Saved entries

>> Start

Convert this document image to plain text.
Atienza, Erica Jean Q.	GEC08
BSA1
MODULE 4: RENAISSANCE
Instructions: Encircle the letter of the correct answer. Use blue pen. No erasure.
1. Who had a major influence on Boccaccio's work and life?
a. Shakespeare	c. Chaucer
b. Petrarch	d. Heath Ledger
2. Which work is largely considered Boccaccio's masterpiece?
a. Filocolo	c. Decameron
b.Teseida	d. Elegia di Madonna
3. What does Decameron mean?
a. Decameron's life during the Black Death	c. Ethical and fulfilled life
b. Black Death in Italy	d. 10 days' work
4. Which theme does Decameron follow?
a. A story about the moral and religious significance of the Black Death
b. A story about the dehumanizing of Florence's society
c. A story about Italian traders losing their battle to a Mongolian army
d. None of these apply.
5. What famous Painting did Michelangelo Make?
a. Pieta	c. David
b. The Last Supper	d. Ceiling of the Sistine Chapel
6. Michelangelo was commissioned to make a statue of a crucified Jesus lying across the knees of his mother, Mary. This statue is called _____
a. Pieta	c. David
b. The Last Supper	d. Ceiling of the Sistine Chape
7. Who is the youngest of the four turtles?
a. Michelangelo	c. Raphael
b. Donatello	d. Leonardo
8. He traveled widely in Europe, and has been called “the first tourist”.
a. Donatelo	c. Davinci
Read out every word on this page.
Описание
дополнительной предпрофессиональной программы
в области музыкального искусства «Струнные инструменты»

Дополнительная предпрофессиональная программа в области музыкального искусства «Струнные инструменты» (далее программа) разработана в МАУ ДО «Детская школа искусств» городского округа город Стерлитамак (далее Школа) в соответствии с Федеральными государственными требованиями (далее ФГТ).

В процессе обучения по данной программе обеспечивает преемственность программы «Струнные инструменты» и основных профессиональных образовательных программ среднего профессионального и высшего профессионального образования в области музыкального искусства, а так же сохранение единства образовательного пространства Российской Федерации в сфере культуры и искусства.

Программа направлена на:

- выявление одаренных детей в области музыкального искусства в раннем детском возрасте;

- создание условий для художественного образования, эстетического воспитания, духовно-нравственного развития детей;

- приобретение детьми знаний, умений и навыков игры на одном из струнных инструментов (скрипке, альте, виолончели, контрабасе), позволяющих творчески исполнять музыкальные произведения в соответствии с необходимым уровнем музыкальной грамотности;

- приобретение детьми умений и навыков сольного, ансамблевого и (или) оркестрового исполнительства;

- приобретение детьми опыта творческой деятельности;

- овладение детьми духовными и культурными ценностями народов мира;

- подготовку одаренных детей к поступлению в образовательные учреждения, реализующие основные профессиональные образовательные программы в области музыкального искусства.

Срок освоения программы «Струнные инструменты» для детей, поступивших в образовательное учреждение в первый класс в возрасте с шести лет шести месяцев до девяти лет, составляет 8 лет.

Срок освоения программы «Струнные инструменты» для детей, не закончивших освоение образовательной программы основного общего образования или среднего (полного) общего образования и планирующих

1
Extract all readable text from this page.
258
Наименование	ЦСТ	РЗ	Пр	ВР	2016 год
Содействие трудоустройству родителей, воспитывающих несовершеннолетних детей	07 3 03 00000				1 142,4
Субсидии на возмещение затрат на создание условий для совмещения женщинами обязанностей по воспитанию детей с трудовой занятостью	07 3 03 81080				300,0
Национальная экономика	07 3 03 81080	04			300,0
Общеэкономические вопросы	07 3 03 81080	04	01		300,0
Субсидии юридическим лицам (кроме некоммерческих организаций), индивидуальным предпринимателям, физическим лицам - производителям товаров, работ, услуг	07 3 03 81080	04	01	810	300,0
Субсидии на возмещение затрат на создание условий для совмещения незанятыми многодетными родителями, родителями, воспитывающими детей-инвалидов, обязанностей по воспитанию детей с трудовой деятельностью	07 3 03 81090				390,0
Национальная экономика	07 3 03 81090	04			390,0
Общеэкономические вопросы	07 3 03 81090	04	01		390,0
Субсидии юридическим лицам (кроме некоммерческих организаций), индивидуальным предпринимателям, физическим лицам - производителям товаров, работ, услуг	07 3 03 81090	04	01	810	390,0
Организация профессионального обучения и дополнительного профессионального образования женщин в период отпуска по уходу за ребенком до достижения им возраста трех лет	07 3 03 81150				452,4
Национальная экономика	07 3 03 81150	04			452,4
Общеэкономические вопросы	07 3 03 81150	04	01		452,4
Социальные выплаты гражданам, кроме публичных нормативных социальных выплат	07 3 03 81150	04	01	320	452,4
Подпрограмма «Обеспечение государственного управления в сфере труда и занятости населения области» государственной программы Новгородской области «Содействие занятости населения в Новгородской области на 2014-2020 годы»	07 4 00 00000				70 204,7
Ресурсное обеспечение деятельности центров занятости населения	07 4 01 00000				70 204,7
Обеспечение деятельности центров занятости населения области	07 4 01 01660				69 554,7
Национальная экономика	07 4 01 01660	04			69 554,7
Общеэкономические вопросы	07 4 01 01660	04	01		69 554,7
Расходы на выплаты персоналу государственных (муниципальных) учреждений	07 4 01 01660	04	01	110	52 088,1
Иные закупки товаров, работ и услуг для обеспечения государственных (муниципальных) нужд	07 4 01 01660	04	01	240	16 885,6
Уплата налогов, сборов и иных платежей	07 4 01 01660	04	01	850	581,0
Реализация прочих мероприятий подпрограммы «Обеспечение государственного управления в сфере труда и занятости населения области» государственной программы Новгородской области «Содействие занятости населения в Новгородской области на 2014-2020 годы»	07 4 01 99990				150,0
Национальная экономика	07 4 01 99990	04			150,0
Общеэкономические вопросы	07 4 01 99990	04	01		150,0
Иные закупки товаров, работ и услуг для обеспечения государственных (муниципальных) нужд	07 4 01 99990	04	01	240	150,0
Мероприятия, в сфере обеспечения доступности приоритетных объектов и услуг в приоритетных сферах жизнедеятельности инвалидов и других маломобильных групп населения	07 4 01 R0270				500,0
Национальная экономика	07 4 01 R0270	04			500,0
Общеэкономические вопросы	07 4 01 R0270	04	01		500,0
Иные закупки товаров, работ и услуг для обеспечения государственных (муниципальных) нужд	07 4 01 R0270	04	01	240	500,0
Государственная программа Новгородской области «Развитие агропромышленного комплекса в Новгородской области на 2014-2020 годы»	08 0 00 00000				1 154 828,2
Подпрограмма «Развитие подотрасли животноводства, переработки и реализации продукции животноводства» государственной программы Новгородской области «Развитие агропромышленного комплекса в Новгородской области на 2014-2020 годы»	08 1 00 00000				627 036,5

>> End

Scan the lines for the string "навыков". Pick out every line that has it.

- приобретение детьми знаний, умений и навыков игры на одном из струнных инструментов (скрипке, альте, виолончели, контрабасе), позволяющих творчески исполнять музыкальные произведения в соответствии с необходимым уровнем музыкальной грамотности;
- приобретение детьми умений и навыков сольного, ансамблевого и (или) оркестрового исполнительства;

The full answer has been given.